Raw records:
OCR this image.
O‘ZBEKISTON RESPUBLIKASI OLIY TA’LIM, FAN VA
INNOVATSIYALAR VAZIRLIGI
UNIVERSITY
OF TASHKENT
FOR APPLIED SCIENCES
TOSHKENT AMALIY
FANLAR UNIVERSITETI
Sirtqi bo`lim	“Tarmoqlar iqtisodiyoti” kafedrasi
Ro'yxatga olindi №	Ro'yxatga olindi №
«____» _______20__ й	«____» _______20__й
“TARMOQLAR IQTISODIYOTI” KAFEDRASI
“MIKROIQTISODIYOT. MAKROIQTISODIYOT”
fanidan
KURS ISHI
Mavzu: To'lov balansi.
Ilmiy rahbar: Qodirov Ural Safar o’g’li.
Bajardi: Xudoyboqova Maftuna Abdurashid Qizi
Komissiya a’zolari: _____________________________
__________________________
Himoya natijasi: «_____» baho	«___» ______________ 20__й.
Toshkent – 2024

==

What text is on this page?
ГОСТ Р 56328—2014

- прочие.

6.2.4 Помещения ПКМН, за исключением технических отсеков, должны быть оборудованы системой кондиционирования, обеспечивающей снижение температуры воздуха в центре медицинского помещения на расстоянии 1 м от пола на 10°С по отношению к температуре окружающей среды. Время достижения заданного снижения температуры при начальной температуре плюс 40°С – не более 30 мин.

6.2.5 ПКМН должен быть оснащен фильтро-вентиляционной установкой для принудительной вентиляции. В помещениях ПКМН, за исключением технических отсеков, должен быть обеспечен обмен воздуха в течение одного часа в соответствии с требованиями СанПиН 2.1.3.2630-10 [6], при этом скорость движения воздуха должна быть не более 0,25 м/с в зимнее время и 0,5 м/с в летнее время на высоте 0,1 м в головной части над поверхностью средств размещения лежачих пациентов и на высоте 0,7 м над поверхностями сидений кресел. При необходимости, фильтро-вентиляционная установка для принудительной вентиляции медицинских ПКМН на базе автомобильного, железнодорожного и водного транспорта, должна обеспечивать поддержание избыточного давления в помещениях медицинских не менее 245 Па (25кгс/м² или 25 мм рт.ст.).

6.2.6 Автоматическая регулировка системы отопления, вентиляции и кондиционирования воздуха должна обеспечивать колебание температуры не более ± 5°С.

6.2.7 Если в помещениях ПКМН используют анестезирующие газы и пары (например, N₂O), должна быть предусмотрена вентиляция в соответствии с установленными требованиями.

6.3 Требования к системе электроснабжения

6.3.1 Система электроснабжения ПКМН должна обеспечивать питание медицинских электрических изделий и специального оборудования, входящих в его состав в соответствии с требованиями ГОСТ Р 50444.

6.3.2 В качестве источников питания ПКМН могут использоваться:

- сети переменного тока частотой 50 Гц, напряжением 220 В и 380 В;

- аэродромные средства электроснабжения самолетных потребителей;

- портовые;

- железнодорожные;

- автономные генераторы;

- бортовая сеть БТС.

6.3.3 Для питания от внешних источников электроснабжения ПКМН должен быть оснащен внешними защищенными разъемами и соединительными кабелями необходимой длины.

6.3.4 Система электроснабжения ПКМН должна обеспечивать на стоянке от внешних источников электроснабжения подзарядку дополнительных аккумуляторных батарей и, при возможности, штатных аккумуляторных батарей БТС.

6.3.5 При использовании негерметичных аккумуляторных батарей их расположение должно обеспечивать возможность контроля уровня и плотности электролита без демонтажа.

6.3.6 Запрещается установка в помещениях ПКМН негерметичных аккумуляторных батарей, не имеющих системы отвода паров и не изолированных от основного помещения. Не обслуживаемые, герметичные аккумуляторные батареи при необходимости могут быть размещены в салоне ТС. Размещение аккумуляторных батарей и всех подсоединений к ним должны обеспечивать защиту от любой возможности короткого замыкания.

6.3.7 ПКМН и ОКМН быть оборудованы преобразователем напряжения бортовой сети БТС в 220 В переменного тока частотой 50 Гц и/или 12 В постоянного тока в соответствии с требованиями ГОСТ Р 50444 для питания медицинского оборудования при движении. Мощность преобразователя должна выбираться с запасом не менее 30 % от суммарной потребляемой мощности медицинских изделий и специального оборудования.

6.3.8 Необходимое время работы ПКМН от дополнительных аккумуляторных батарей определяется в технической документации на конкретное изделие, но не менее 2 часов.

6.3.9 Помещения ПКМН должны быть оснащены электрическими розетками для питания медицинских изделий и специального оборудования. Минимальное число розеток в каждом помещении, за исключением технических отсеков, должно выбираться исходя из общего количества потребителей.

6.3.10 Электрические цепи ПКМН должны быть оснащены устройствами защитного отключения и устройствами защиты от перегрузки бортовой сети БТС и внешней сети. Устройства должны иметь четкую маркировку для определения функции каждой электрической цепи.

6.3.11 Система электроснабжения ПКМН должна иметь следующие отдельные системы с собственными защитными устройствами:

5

§ WRITTEN INSTRUCTION
Within the material above, find the lines that contain the word "ГОСТ"; copy them.

§ RESPONSE TO THIS EXERCISE
ГОСТ Р 56328—2014
6.3.1 Система электроснабжения ПКМН должна обеспечивать питание медицинских электрических изделий и специального оборудования, входящих в его состав в соответствии с требованиями ГОСТ Р 50444.
6.3.7 ПКМН и ОКМН быть оборудованы преобразователем напряжения бортовой сети БТС в 220 В переменного тока частотой 50 Гц и/или 12 В постоянного тока в соответствии с требованиями ГОСТ Р 50444 для питания медицинского оборудования при движении. Мощность преобразователя должна выбираться с запасом не менее 30 % от суммарной потребляемой мощности медицинских изделий и специального оборудования.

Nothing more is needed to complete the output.